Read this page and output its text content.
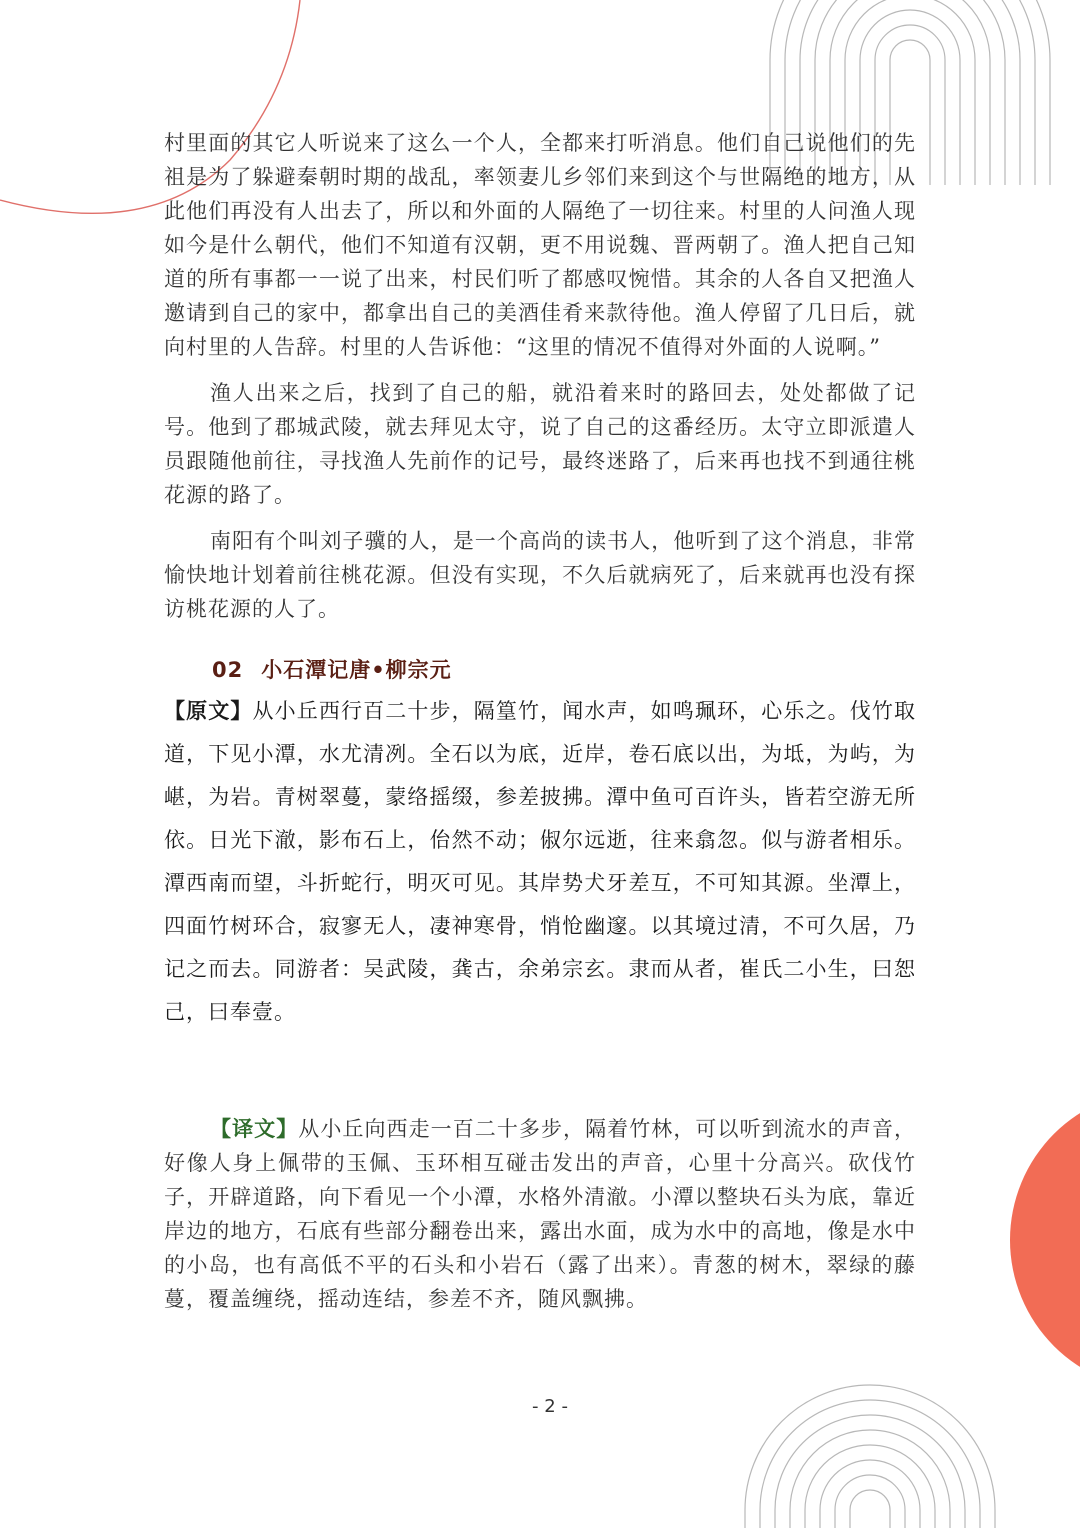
村里面的其它人听说来了这么一个人，全都来打听消息。他们自己说他们的先祖是为了躲避秦朝时期的战乱，率领妻儿乡邻们来到这个与世隔绝的地方，从此他们再没有人出去了，所以和外面的人隔绝了一切往来。村里的人问渔人现如今是什么朝代，他们不知道有汉朝，更不用说魏、晋两朝了。渔人把自己知道的所有事都一一说了出来，村民们听了都感叹惋惜。其余的人各自又把渔人邀请到自己的家中，都拿出自己的美酒佳肴来款待他。渔人停留了几日后，就向村里的人告辞。村里的人告诉他：“这里的情况不值得对外面的人说啊。”

渔人出来之后，找到了自己的船，就沿着来时的路回去，处处都做了记号。他到了郡城武陵，就去拜见太守，说了自己的这番经历。太守立即派遣人员跟随他前往，寻找渔人先前作的记号，最终迷路了，后来再也找不到通往桃花源的路了。

南阳有个叫刘子骥的人，是一个高尚的读书人，他听到了这个消息，非常愉快地计划着前往桃花源。但没有实现，不久后就病死了，后来就再也没有探访桃花源的人了。

02 小石潭记唐•柳宗元

【原文】从小丘西行百二十步，隔篁竹，闻水声，如鸣珮环，心乐之。伐竹取道，下见小潭，水尤清冽。全石以为底，近岸，卷石底以出，为坻，为屿，为嵁，为岩。青树翠蔓，蒙络摇缀，参差披拂。潭中鱼可百许头，皆若空游无所依。日光下澈，影布石上，佁然不动；俶尔远逝，往来翕忽。似与游者相乐。潭西南而望，斗折蛇行，明灭可见。其岸势犬牙差互，不可知其源。坐潭上，四面竹树环合，寂寥无人，凄神寒骨，悄怆幽邃。以其境过清，不可久居，乃记之而去。同游者：吴武陵，龚古，余弟宗玄。隶而从者，崔氏二小生，曰恕己，曰奉壹。

【译文】从小丘向西走一百二十多步，隔着竹林，可以听到流水的声音，好像人身上佩带的玉佩、玉环相互碰击发出的声音，心里十分高兴。砍伐竹子，开辟道路，向下看见一个小潭，水格外清澈。小潭以整块石头为底，靠近岸边的地方，石底有些部分翻卷出来，露出水面，成为水中的高地，像是水中的小岛，也有高低不平的石头和小岩石（露了出来）。青葱的树木，翠绿的藤蔓，覆盖缠绕，摇动连结，参差不齐，随风飘拂。

- 2 -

------------------------------------------------------------

Required task -
Give every line above again exactly, with no pictures.

Written response -
Read this page and output its text content.
村里面的其它人听说来了这么一个人，全都来打听消息。他们自己说他们的先祖是为了躲避秦朝时期的战乱，率领妻儿乡邻们来到这个与世隔绝的地方，从此他们再没有人出去了，所以和外面的人隔绝了一切往来。村里的人问渔人现如今是什么朝代，他们不知道有汉朝，更不用说魏、晋两朝了。渔人把自己知道的所有事都一一说了出来，村民们听了都感叹惋惜。其余的人各自又把渔人邀请到自己的家中，都拿出自己的美酒佳肴来款待他。渔人停留了几日后，就向村里的人告辞。村里的人告诉他：“这里的情况不值得对外面的人说啊。”

渔人出来之后，找到了自己的船，就沿着来时的路回去，处处都做了记号。他到了郡城武陵，就去拜见太守，说了自己的这番经历。太守立即派遣人员跟随他前往，寻找渔人先前作的记号，最终迷路了，后来再也找不到通往桃花源的路了。

南阳有个叫刘子骥的人，是一个高尚的读书人，他听到了这个消息，非常愉快地计划着前往桃花源。但没有实现，不久后就病死了，后来就再也没有探访桃花源的人了。

02 小石潭记唐•柳宗元

【原文】从小丘西行百二十步，隔篁竹，闻水声，如鸣珮环，心乐之。伐竹取道，下见小潭，水尤清冽。全石以为底，近岸，卷石底以出，为坻，为屿，为嵁，为岩。青树翠蔓，蒙络摇缀，参差披拂。潭中鱼可百许头，皆若空游无所依。日光下澈，影布石上，佁然不动；俶尔远逝，往来翕忽。似与游者相乐。潭西南而望，斗折蛇行，明灭可见。其岸势犬牙差互，不可知其源。坐潭上，四面竹树环合，寂寥无人，凄神寒骨，悄怆幽邃。以其境过清，不可久居，乃记之而去。同游者：吴武陵，龚古，余弟宗玄。隶而从者，崔氏二小生，曰恕己，曰奉壹。

【译文】从小丘向西走一百二十多步，隔着竹林，可以听到流水的声音，好像人身上佩带的玉佩、玉环相互碰击发出的声音，心里十分高兴。砍伐竹子，开辟道路，向下看见一个小潭，水格外清澈。小潭以整块石头为底，靠近岸边的地方，石底有些部分翻卷出来，露出水面，成为水中的高地，像是水中的小岛，也有高低不平的石头和小岩石（露了出来）。青葱的树木，翠绿的藤蔓，覆盖缠绕，摇动连结，参差不齐，随风飘拂。

- 2 -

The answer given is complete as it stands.